_Aim_.
Gather the lines that hold the string "JSON".

--- Start Excerpted data ---

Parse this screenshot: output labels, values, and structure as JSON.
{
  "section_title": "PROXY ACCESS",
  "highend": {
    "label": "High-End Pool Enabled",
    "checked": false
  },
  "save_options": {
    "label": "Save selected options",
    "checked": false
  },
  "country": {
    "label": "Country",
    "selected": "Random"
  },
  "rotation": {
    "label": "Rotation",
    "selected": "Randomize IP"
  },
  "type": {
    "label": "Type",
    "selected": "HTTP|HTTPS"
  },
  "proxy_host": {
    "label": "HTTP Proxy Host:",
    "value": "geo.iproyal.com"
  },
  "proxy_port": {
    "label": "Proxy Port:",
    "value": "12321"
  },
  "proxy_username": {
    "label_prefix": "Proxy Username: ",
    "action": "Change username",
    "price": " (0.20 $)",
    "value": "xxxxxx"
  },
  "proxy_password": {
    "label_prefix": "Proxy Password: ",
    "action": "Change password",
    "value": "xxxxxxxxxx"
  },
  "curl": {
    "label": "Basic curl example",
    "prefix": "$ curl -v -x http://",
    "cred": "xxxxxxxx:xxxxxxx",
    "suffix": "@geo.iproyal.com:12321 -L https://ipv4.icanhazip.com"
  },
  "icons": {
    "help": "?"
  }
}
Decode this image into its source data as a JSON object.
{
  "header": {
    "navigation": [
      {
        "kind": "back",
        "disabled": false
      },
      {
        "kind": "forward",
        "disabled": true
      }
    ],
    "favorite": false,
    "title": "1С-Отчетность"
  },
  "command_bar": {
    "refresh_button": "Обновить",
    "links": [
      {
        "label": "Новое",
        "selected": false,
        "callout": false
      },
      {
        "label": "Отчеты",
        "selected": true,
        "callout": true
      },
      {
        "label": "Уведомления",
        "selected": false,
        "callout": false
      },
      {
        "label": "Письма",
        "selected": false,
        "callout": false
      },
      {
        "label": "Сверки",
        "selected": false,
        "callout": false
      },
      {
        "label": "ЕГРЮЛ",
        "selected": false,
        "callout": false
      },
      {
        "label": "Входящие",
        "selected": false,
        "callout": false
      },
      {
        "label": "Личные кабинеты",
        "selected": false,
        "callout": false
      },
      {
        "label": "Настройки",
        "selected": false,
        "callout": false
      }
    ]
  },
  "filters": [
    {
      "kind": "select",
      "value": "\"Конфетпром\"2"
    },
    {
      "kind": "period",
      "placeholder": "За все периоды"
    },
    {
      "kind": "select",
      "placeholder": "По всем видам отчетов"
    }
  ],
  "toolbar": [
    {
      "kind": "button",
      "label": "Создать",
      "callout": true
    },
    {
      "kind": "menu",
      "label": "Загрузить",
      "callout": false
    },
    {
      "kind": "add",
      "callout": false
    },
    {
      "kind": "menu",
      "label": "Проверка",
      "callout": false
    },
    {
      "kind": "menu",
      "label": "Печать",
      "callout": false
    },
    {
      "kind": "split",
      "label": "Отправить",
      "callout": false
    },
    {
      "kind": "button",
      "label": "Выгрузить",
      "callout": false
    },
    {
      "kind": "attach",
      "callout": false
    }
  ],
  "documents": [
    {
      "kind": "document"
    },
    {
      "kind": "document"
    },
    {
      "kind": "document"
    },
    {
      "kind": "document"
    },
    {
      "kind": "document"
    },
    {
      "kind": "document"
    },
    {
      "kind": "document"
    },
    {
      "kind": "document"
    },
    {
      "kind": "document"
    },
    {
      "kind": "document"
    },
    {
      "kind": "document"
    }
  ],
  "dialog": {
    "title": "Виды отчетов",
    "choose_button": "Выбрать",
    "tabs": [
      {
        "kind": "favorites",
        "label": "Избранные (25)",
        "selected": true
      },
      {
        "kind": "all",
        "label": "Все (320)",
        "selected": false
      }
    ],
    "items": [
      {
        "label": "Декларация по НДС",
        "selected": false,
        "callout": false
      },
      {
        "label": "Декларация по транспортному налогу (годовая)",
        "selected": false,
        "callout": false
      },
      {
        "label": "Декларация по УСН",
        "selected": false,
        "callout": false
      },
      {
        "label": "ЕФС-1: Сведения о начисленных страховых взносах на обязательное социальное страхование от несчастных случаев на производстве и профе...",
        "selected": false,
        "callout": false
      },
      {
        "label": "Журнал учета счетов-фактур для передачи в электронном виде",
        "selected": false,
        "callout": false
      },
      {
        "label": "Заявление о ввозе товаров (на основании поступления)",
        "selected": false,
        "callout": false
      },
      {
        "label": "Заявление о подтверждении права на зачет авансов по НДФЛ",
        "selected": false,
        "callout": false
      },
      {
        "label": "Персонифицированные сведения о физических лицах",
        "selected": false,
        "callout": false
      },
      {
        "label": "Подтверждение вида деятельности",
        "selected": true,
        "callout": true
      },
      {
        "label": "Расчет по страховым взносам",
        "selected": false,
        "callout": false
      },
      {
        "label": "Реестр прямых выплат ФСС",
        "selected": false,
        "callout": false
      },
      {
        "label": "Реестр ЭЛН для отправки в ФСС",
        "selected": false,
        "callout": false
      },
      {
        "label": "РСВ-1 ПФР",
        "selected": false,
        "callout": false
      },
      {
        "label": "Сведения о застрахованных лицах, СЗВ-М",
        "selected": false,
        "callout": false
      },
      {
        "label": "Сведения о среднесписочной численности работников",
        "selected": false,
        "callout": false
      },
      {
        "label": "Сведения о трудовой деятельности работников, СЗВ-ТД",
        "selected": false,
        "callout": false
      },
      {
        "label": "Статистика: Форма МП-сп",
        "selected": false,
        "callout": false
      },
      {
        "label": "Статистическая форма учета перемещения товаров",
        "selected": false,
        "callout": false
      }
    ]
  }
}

--- End Excerpted data ---

_Exercise result_.
Parse this screenshot: output labels, values, and structure as JSON.
Decode this image into its source data as a JSON object.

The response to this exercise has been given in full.